-- Work to complete --
Repeat the listing word for word. No pictures belong in the copy.

-- Data provided --

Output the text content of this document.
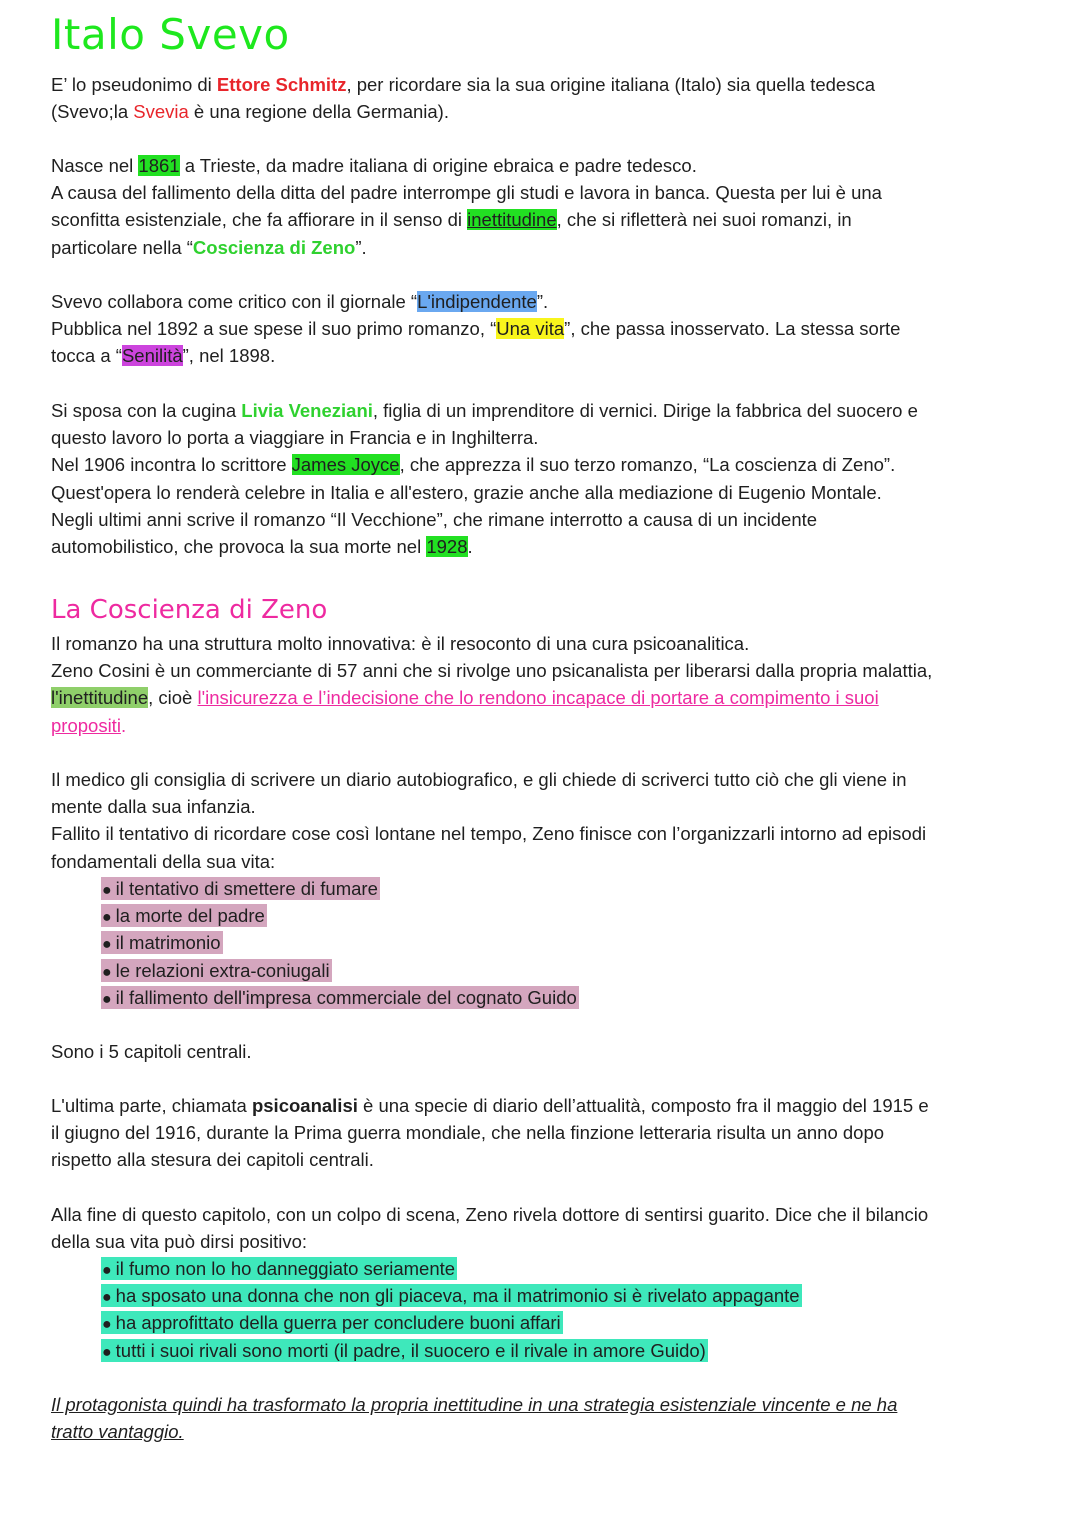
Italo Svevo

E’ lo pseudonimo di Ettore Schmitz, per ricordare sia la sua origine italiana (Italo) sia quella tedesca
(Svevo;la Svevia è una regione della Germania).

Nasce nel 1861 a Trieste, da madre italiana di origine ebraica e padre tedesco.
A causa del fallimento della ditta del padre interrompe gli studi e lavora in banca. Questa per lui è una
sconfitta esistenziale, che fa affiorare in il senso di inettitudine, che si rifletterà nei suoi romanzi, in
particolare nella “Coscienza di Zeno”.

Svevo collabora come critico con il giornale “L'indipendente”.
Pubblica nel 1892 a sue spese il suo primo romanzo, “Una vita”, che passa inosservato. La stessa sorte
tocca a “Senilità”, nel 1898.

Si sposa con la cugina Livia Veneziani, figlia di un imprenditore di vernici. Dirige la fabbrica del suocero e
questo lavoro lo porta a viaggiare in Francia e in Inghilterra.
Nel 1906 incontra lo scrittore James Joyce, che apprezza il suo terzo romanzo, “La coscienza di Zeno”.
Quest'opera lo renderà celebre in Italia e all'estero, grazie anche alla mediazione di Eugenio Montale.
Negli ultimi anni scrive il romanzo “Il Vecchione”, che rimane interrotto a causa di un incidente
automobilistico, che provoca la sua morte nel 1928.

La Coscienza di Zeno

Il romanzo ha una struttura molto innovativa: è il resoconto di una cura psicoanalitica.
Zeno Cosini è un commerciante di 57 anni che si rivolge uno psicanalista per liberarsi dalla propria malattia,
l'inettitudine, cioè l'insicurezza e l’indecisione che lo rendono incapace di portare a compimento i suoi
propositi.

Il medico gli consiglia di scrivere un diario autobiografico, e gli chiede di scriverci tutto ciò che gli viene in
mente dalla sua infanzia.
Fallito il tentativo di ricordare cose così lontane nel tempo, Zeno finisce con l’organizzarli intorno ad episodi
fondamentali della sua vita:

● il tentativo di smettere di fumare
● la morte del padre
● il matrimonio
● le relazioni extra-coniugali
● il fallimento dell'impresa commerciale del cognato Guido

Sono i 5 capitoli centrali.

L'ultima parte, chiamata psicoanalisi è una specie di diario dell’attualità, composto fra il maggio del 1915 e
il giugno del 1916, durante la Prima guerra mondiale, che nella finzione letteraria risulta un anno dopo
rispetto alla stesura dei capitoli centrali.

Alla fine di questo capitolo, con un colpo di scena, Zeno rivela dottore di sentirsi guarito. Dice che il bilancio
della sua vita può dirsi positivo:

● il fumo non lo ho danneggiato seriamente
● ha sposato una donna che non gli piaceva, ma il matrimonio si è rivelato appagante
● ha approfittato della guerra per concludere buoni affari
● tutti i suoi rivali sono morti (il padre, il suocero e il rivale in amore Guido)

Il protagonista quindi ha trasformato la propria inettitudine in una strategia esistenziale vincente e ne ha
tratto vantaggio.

-- Expected answer --
Output the text content of this document.
Italo Svevo

E’ lo pseudonimo di Ettore Schmitz, per ricordare sia la sua origine italiana (Italo) sia quella tedesca
(Svevo;la Svevia è una regione della Germania).

Nasce nel 1861 a Trieste, da madre italiana di origine ebraica e padre tedesco.
A causa del fallimento della ditta del padre interrompe gli studi e lavora in banca. Questa per lui è una
sconfitta esistenziale, che fa affiorare in il senso di inettitudine, che si rifletterà nei suoi romanzi, in
particolare nella “Coscienza di Zeno”.

Svevo collabora come critico con il giornale “L'indipendente”.
Pubblica nel 1892 a sue spese il suo primo romanzo, “Una vita”, che passa inosservato. La stessa sorte
tocca a “Senilità”, nel 1898.

Si sposa con la cugina Livia Veneziani, figlia di un imprenditore di vernici. Dirige la fabbrica del suocero e
questo lavoro lo porta a viaggiare in Francia e in Inghilterra.
Nel 1906 incontra lo scrittore James Joyce, che apprezza il suo terzo romanzo, “La coscienza di Zeno”.
Quest'opera lo renderà celebre in Italia e all'estero, grazie anche alla mediazione di Eugenio Montale.
Negli ultimi anni scrive il romanzo “Il Vecchione”, che rimane interrotto a causa di un incidente
automobilistico, che provoca la sua morte nel 1928.

La Coscienza di Zeno

Il romanzo ha una struttura molto innovativa: è il resoconto di una cura psicoanalitica.
Zeno Cosini è un commerciante di 57 anni che si rivolge uno psicanalista per liberarsi dalla propria malattia,
l'inettitudine, cioè l'insicurezza e l’indecisione che lo rendono incapace di portare a compimento i suoi
propositi.

Il medico gli consiglia di scrivere un diario autobiografico, e gli chiede di scriverci tutto ciò che gli viene in
mente dalla sua infanzia.
Fallito il tentativo di ricordare cose così lontane nel tempo, Zeno finisce con l’organizzarli intorno ad episodi
fondamentali della sua vita:

● il tentativo di smettere di fumare
● la morte del padre
● il matrimonio
● le relazioni extra-coniugali
● il fallimento dell'impresa commerciale del cognato Guido

Sono i 5 capitoli centrali.

L'ultima parte, chiamata psicoanalisi è una specie di diario dell’attualità, composto fra il maggio del 1915 e
il giugno del 1916, durante la Prima guerra mondiale, che nella finzione letteraria risulta un anno dopo
rispetto alla stesura dei capitoli centrali.

Alla fine di questo capitolo, con un colpo di scena, Zeno rivela dottore di sentirsi guarito. Dice che il bilancio
della sua vita può dirsi positivo:

● il fumo non lo ho danneggiato seriamente
● ha sposato una donna che non gli piaceva, ma il matrimonio si è rivelato appagante
● ha approfittato della guerra per concludere buoni affari
● tutti i suoi rivali sono morti (il padre, il suocero e il rivale in amore Guido)

Il protagonista quindi ha trasformato la propria inettitudine in una strategia esistenziale vincente e ne ha
tratto vantaggio.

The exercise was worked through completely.